The records that follow should be retyped word for word.

(Dataset items)
--

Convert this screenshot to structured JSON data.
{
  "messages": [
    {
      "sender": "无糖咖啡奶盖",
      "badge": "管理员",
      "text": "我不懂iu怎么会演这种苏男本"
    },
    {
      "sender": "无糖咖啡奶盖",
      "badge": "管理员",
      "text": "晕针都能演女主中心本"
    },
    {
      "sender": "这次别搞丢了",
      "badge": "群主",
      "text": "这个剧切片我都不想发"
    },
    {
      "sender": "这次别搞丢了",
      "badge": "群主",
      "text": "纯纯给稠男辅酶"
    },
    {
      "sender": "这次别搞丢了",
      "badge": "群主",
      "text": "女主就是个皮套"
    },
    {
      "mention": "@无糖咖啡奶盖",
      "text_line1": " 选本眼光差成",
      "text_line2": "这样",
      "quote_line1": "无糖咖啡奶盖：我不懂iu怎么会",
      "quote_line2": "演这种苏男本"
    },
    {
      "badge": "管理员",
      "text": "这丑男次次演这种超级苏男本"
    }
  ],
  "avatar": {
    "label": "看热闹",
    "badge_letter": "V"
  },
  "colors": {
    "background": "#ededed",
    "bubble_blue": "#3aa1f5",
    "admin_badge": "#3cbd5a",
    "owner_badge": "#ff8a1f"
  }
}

--

| Answer to this problem |
Convert this screenshot to structured JSON data.
{
  "messages": [
    {
      "sender": "无糖咖啡奶盖",
      "badge": "管理员",
      "text": "我不懂iu怎么会演这种苏男本"
    },
    {
      "sender": "无糖咖啡奶盖",
      "badge": "管理员",
      "text": "晕针都能演女主中心本"
    },
    {
      "sender": "这次别搞丢了",
      "badge": "群主",
      "text": "这个剧切片我都不想发"
    },
    {
      "sender": "这次别搞丢了",
      "badge": "群主",
      "text": "纯纯给稠男辅酶"
    },
    {
      "sender": "这次别搞丢了",
      "badge": "群主",
      "text": "女主就是个皮套"
    },
    {
      "mention": "@无糖咖啡奶盖",
      "text_line1": " 选本眼光差成",
      "text_line2": "这样",
      "quote_line1": "无糖咖啡奶盖：我不懂iu怎么会",
      "quote_line2": "演这种苏男本"
    },
    {
      "badge": "管理员",
      "text": "这丑男次次演这种超级苏男本"
    }
  ],
  "avatar": {
    "label": "看热闹",
    "badge_letter": "V"
  },
  "colors": {
    "background": "#ededed",
    "bubble_blue": "#3aa1f5",
    "admin_badge": "#3cbd5a",
    "owner_badge": "#ff8a1f"
  }
}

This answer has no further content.